SOURCE:
☆ ☆ ☆
Glashow resonance is spotted in a neutrino detector at long last


Glashow event visualization: each coloured circle shows an IceCube sensor that was triggered by the event; red circles indicate sensors triggered earlier in time, and green-blue circles indicate sensors triggered later. (Credit: IceCube Collaboration)

Physicists working on the IceCube Neutrino Observatory in Antarctica say they have made the first observation of the Glashow resonance – a process first predicted more than 60 years ago. If confirmed, the observation would provide further confirmation of the Standard Model of particle physics and help astrophysicists understand how astrophysical neutrinos are produced.

In 1959, the theoretical physicist and future Nobel laureate Sheldon Glashow worked out that an electron and an antineutrino could interact via the weak interaction to produce a W boson. Subsequent calculations indicated that this coupling – known as the Glashow resonance – should occur at antineutrino energies of around 6.3 PeV (6.3 x 1015 V). This is well beyond the energies achievable in current or planned particle accelerators, but natural astrophysical phenomena are expected to produce such neutrinos, which could then create a W boson by colliding with an electron here on Earth

IceCube is well-placed to detect such an event because it comprises 86 stings of detectors suspended in holes bored into the Antarctic ice cap. When a neutrino occasionally interacts with the ice, tiny flashes of light are seen by the detectors. However, most interactions are equally probable for neutrinos and antineutrinos, and many neutrino detectors cannot tell which triggered the interaction.
☆ ☆ ☆
DATASET CONTENT:
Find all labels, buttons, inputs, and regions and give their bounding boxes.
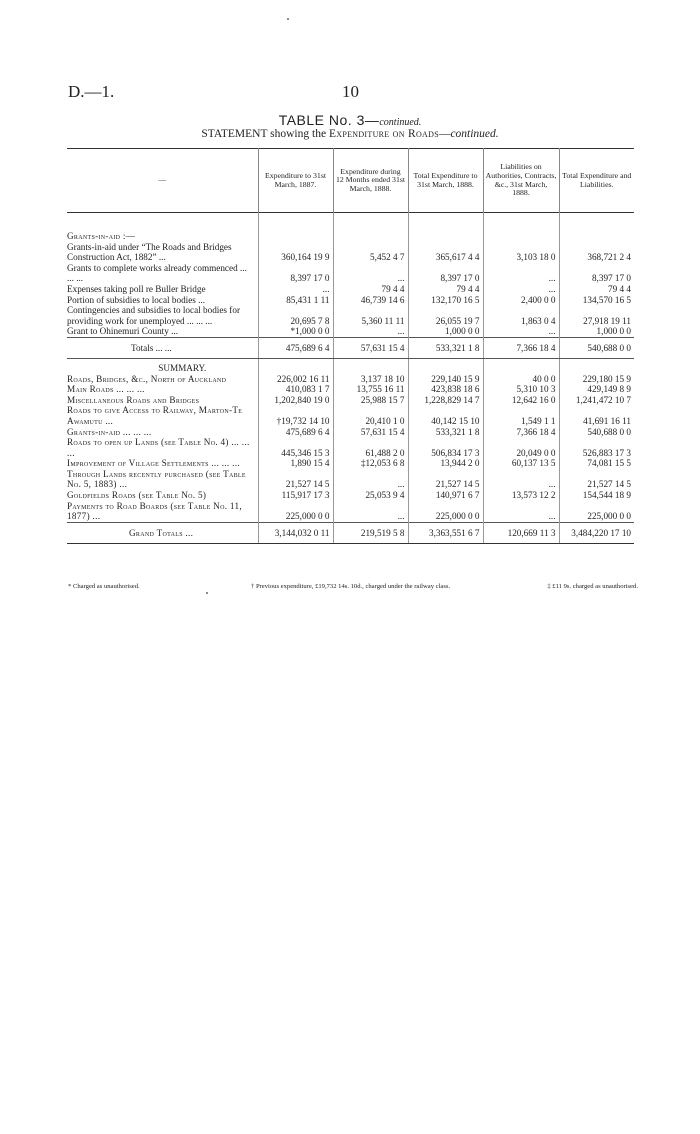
☆ ☆ ☆
REQUESTS:
**A.** Return the stretch of the Glashow resonance article from "Physicists working on" through "neutrinos are produced.".
**B.** Using the Glashow resonance article, decide whether each statement agrees with it, answering yes or no and quoting the deciding words: (i) Sheldon Glashow worked out in 1959 that an electron and an antineutrino could interact to produce a W boson. (ii) The energies needed for the Glashow resonance are within reach of current particle accelerators. (iii) In the event visualization, red circles mark sensors that were triggered later in time.
**C.** Write what comes next in the Glashow resonance article, picking up after its last sentence.

RESPONSES PER TASK:
**A.**
Physicists working on the IceCube Neutrino Observatory in Antarctica say they have made the first observation of the Glashow resonance – a process first predicted more than 60 years ago. If confirmed, the observation would provide further confirmation of the Standard Model of particle physics and help astrophysicists understand how astrophysical neutrinos are produced.

**B.**
(i) Yes: "In 1959, the theoretical physicist and future Nobel laureate Sheldon Glashow worked out that an electron and an antineutrino could interact via the weak interaction to produce a W boson."
(ii) No: "This is well beyond the energies achievable in current or planned particle accelerators"
(iii) No: "red circles indicate sensors triggered earlier in time"

**C.**
Parity conservation

The need to conserve parity demands that the Glashow resonance be different: “At 6.3 PeV, this peak is only possible if you have an antineutrino interacting with an electron or, in an alternative symmetric world, a neutrino interacting with an antielectron,” explains Lu Lu of the University of Wisconsin-Madison, a senior member of the IceCube team. As a result, measuring the proportion of Glashow resonance events relative to the total number of neutrinos detected from an astronomical event could constrain the ratio of neutrinos to antineutrinos. This in turn could suggest how the neutrinos were produced.

Although astrophysical events are expected to produce neutrinos with very high energies, the number of neutrinos drops off following a power law in energy. Catching neutrinos requires a large detector in any case, so catching very high energy neutrinos requires an immense one. IceCube therefore uses a cubic kilometre of ice at the South Pole as its detection medium.

To search for Glashow resonance collisions in IceCube, the team analysed data taken by the detector between May 2012 and May 2017 using a machine learning algorithm. One event that occurred on 8 December 2016 stood out. The researchers estimate the detectable energy from the event to be 6.05 PeV, which – when losses through undetectable channels are factored in – is consistent with an antineutrino energy of about 6.3 PeV.

Highest energy deposition

The signature from the “early pulses” caused by particles that outrun the light waves in the ice, helped the researchers rule out other possible explanations, such as a cosmic ray muon, and conclude that the event was indeed caused by an astrophysical neutrino.  “This is definitely the highest energy deposition event IceCube has ever recorded from a neutrino,” says Lu. Based on the extremely low background levels expected at this energy, the researchers concluded it was at least 99% likely to be a Glashow event.

The researchers are now planning an even bigger detector, called IceCube Gen-2. As well as detecting neutrinos predicted to have even higher energies, the researchers hope this would allow them to detect a statistically significant number of Glashow events, confirming the findings and allowing the phenomenon to be used in astronomy.

Lu is particularly excited by the potential to understand how particles are accelerated by astrophysical processes: “For cosmic rays, it’s too difficult because they deflect everywhere,” she says, “High energy photons interact with the cosmic microwave background; if you don’t have gravitational waves, the only other messenger is the neutrino, and the neutrino-to-antineutrino ratio brings a completely new axis to this game.”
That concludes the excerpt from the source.